(Exercise) Provide a single number: the count of lines containing the string "Custom".

Stored data:
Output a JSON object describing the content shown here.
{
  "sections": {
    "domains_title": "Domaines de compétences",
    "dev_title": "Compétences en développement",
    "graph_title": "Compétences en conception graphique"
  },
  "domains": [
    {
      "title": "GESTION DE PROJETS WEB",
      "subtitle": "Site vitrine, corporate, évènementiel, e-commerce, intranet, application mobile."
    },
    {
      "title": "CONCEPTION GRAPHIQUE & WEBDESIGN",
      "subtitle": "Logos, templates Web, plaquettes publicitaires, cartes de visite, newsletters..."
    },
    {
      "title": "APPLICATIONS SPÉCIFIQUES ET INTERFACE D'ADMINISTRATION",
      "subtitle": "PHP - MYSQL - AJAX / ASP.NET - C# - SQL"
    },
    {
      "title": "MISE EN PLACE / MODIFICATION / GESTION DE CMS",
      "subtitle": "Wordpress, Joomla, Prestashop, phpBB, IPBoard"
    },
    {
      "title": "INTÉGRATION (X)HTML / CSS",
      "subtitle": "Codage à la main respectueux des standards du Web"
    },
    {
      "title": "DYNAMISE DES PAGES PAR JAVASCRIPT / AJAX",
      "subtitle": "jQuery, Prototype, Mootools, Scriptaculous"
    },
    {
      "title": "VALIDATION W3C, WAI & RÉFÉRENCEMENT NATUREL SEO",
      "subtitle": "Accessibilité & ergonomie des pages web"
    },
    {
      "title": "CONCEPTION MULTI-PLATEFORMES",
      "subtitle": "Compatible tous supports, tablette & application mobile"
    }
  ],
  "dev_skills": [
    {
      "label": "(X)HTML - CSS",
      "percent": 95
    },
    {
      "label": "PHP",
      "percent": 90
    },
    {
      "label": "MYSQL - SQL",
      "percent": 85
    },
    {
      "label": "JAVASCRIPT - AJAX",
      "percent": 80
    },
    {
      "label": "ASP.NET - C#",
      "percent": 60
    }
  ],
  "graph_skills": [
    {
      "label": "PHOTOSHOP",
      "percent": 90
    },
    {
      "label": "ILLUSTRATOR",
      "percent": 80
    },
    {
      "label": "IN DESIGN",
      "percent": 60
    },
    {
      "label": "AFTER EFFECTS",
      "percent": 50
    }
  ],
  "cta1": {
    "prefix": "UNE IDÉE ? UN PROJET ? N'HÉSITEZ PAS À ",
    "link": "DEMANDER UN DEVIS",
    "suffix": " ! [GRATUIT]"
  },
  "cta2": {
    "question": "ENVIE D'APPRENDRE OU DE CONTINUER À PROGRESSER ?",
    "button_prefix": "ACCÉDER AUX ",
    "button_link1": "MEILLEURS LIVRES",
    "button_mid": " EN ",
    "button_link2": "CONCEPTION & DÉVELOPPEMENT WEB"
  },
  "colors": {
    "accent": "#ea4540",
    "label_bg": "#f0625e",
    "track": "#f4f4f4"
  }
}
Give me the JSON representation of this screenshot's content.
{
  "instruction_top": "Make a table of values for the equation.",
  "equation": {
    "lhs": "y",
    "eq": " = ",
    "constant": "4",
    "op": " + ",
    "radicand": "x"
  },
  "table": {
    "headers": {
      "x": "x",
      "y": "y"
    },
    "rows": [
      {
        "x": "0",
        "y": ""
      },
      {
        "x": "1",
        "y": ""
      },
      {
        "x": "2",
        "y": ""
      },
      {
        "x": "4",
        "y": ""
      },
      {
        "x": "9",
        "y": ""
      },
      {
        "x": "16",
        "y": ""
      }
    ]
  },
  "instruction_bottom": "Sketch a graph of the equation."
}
---
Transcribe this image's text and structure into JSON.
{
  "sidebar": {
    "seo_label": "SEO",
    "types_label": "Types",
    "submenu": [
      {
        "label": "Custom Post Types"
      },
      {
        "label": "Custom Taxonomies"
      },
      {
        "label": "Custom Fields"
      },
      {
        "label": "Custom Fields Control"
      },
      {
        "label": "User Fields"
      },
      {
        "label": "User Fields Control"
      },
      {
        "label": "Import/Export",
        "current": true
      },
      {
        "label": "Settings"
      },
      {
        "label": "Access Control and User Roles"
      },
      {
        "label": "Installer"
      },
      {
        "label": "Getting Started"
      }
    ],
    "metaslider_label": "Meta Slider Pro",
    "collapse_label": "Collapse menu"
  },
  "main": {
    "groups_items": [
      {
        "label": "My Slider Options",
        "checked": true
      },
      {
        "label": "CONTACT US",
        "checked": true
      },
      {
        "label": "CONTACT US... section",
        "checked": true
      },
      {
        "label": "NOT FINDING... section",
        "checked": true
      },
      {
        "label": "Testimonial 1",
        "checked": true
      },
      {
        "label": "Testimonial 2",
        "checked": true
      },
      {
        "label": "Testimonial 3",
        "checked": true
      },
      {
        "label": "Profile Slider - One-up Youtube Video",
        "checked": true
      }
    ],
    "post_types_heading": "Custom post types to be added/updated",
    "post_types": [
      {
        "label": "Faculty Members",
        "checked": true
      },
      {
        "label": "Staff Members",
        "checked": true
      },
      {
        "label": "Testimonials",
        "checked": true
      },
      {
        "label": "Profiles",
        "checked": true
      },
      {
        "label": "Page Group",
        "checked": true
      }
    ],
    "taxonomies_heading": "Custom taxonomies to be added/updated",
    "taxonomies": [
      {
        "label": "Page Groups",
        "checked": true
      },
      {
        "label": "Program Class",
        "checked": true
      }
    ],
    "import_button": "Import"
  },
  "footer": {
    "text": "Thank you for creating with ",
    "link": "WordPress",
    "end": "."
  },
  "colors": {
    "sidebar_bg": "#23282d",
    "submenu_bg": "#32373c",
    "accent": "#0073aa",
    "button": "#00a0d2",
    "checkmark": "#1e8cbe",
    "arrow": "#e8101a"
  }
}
...
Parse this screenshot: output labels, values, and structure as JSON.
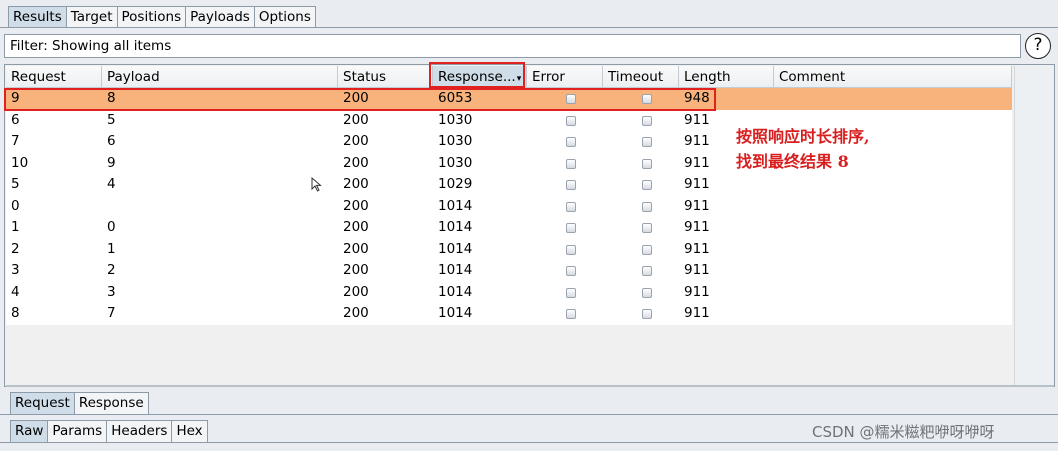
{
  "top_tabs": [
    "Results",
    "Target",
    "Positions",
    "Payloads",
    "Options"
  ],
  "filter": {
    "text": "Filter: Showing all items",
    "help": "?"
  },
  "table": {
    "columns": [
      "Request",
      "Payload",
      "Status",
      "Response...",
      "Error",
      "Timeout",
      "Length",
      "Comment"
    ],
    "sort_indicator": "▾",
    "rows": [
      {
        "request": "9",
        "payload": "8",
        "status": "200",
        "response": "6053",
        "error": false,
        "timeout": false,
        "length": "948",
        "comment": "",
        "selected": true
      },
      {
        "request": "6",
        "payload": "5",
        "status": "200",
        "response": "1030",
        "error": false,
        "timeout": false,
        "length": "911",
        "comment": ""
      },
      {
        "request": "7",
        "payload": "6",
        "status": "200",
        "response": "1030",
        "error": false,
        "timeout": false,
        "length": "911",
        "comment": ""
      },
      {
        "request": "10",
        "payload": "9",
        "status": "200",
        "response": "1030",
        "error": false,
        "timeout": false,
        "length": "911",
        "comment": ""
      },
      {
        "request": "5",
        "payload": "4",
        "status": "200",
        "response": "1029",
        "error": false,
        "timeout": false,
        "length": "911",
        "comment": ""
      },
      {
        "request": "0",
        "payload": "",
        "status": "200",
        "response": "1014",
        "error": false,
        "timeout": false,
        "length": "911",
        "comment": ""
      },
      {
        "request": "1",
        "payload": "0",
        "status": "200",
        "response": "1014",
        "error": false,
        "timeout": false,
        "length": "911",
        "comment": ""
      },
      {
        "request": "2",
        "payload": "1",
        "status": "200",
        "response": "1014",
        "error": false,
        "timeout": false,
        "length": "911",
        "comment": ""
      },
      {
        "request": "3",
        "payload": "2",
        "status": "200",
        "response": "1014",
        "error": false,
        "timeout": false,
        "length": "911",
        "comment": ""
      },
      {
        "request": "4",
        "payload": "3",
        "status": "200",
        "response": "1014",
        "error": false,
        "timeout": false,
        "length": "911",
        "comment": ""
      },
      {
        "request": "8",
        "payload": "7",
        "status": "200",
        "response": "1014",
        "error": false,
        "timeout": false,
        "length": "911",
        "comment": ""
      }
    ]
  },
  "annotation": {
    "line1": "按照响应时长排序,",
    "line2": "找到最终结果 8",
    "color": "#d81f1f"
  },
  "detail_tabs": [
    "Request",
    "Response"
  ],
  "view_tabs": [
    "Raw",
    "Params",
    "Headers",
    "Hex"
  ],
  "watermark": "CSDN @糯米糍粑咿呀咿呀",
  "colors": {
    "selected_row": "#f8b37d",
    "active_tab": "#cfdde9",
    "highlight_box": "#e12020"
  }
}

(Reply) 6